-- START OF Given data --

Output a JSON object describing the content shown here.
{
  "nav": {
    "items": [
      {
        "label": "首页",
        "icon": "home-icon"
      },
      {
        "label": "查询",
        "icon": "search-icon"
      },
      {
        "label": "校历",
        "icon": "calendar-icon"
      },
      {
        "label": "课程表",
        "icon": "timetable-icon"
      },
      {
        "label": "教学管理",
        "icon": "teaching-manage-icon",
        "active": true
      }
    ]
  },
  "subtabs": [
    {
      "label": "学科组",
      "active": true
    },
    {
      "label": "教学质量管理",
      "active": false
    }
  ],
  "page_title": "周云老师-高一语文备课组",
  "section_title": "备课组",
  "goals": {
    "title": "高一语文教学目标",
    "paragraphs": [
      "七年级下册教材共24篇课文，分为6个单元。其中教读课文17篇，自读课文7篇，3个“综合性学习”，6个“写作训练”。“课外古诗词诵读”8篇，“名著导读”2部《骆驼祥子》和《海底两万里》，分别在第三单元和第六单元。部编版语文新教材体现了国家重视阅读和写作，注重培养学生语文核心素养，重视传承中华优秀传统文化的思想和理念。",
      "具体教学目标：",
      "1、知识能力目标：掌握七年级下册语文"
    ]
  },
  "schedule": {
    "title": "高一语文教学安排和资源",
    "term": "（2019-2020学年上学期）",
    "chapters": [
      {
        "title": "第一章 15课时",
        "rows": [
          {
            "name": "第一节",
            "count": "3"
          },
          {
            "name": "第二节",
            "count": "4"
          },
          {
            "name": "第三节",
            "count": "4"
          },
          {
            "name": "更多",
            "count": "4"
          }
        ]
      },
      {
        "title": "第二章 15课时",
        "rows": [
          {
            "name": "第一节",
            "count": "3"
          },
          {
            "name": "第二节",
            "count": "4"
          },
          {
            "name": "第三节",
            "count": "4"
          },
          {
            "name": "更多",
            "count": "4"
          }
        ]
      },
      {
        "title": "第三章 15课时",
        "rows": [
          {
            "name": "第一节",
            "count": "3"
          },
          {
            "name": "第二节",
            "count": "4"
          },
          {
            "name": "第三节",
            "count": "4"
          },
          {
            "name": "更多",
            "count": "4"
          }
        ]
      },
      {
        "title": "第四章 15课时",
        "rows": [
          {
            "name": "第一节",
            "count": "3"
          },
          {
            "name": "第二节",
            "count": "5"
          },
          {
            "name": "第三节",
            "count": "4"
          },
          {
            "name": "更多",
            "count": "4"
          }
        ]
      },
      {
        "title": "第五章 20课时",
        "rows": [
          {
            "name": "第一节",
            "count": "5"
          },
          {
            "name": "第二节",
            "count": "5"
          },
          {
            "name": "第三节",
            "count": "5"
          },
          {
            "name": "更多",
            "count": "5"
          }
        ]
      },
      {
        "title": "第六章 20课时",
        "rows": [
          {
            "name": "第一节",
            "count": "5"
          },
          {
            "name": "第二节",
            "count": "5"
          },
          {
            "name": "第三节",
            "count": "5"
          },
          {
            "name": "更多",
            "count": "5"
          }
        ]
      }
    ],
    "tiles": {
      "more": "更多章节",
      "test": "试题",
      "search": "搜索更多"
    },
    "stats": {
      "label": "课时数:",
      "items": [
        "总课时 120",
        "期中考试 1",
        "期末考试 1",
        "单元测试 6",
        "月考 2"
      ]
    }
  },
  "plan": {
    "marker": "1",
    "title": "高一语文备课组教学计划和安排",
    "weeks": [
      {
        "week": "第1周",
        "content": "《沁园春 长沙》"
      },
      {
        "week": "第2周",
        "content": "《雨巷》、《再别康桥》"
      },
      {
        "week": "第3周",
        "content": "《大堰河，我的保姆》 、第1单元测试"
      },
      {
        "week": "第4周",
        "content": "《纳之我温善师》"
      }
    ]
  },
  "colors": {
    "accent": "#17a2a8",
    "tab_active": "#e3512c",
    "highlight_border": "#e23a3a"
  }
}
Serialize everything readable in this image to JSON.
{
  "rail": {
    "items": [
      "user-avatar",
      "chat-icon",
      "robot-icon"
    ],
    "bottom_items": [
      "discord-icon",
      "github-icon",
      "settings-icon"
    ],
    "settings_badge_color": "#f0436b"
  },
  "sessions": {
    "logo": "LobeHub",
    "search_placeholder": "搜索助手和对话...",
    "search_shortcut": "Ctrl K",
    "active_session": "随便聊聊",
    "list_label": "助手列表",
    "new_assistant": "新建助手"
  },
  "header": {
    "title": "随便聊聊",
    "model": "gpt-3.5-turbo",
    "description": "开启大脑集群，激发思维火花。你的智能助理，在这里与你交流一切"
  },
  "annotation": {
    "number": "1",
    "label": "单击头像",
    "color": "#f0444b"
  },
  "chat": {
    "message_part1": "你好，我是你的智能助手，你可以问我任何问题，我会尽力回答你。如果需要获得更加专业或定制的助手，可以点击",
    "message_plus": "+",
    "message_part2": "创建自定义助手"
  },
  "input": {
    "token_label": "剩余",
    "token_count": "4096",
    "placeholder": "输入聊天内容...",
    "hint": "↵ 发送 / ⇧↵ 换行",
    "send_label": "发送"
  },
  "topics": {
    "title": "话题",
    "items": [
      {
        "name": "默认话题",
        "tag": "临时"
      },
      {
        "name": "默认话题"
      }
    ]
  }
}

-- END OF Given data --

**Exercise:** Copy out the data shown above without altering anything.

**Result of this exercise:**
Output a JSON object describing the content shown here.
{
  "nav": {
    "items": [
      {
        "label": "首页",
        "icon": "home-icon"
      },
      {
        "label": "查询",
        "icon": "search-icon"
      },
      {
        "label": "校历",
        "icon": "calendar-icon"
      },
      {
        "label": "课程表",
        "icon": "timetable-icon"
      },
      {
        "label": "教学管理",
        "icon": "teaching-manage-icon",
        "active": true
      }
    ]
  },
  "subtabs": [
    {
      "label": "学科组",
      "active": true
    },
    {
      "label": "教学质量管理",
      "active": false
    }
  ],
  "page_title": "周云老师-高一语文备课组",
  "section_title": "备课组",
  "goals": {
    "title": "高一语文教学目标",
    "paragraphs": [
      "七年级下册教材共24篇课文，分为6个单元。其中教读课文17篇，自读课文7篇，3个“综合性学习”，6个“写作训练”。“课外古诗词诵读”8篇，“名著导读”2部《骆驼祥子》和《海底两万里》，分别在第三单元和第六单元。部编版语文新教材体现了国家重视阅读和写作，注重培养学生语文核心素养，重视传承中华优秀传统文化的思想和理念。",
      "具体教学目标：",
      "1、知识能力目标：掌握七年级下册语文"
    ]
  },
  "schedule": {
    "title": "高一语文教学安排和资源",
    "term": "（2019-2020学年上学期）",
    "chapters": [
      {
        "title": "第一章 15课时",
        "rows": [
          {
            "name": "第一节",
            "count": "3"
          },
          {
            "name": "第二节",
            "count": "4"
          },
          {
            "name": "第三节",
            "count": "4"
          },
          {
            "name": "更多",
            "count": "4"
          }
        ]
      },
      {
        "title": "第二章 15课时",
        "rows": [
          {
            "name": "第一节",
            "count": "3"
          },
          {
            "name": "第二节",
            "count": "4"
          },
          {
            "name": "第三节",
            "count": "4"
          },
          {
            "name": "更多",
            "count": "4"
          }
        ]
      },
      {
        "title": "第三章 15课时",
        "rows": [
          {
            "name": "第一节",
            "count": "3"
          },
          {
            "name": "第二节",
            "count": "4"
          },
          {
            "name": "第三节",
            "count": "4"
          },
          {
            "name": "更多",
            "count": "4"
          }
        ]
      },
      {
        "title": "第四章 15课时",
        "rows": [
          {
            "name": "第一节",
            "count": "3"
          },
          {
            "name": "第二节",
            "count": "5"
          },
          {
            "name": "第三节",
            "count": "4"
          },
          {
            "name": "更多",
            "count": "4"
          }
        ]
      },
      {
        "title": "第五章 20课时",
        "rows": [
          {
            "name": "第一节",
            "count": "5"
          },
          {
            "name": "第二节",
            "count": "5"
          },
          {
            "name": "第三节",
            "count": "5"
          },
          {
            "name": "更多",
            "count": "5"
          }
        ]
      },
      {
        "title": "第六章 20课时",
        "rows": [
          {
            "name": "第一节",
            "count": "5"
          },
          {
            "name": "第二节",
            "count": "5"
          },
          {
            "name": "第三节",
            "count": "5"
          },
          {
            "name": "更多",
            "count": "5"
          }
        ]
      }
    ],
    "tiles": {
      "more": "更多章节",
      "test": "试题",
      "search": "搜索更多"
    },
    "stats": {
      "label": "课时数:",
      "items": [
        "总课时 120",
        "期中考试 1",
        "期末考试 1",
        "单元测试 6",
        "月考 2"
      ]
    }
  },
  "plan": {
    "marker": "1",
    "title": "高一语文备课组教学计划和安排",
    "weeks": [
      {
        "week": "第1周",
        "content": "《沁园春 长沙》"
      },
      {
        "week": "第2周",
        "content": "《雨巷》、《再别康桥》"
      },
      {
        "week": "第3周",
        "content": "《大堰河，我的保姆》 、第1单元测试"
      },
      {
        "week": "第4周",
        "content": "《纳之我温善师》"
      }
    ]
  },
  "colors": {
    "accent": "#17a2a8",
    "tab_active": "#e3512c",
    "highlight_border": "#e23a3a"
  }
}
Serialize everything readable in this image to JSON.
{
  "rail": {
    "items": [
      "user-avatar",
      "chat-icon",
      "robot-icon"
    ],
    "bottom_items": [
      "discord-icon",
      "github-icon",
      "settings-icon"
    ],
    "settings_badge_color": "#f0436b"
  },
  "sessions": {
    "logo": "LobeHub",
    "search_placeholder": "搜索助手和对话...",
    "search_shortcut": "Ctrl K",
    "active_session": "随便聊聊",
    "list_label": "助手列表",
    "new_assistant": "新建助手"
  },
  "header": {
    "title": "随便聊聊",
    "model": "gpt-3.5-turbo",
    "description": "开启大脑集群，激发思维火花。你的智能助理，在这里与你交流一切"
  },
  "annotation": {
    "number": "1",
    "label": "单击头像",
    "color": "#f0444b"
  },
  "chat": {
    "message_part1": "你好，我是你的智能助手，你可以问我任何问题，我会尽力回答你。如果需要获得更加专业或定制的助手，可以点击",
    "message_plus": "+",
    "message_part2": "创建自定义助手"
  },
  "input": {
    "token_label": "剩余",
    "token_count": "4096",
    "placeholder": "输入聊天内容...",
    "hint": "↵ 发送 / ⇧↵ 换行",
    "send_label": "发送"
  },
  "topics": {
    "title": "话题",
    "items": [
      {
        "name": "默认话题",
        "tag": "临时"
      },
      {
        "name": "默认话题"
      }
    ]
  }
}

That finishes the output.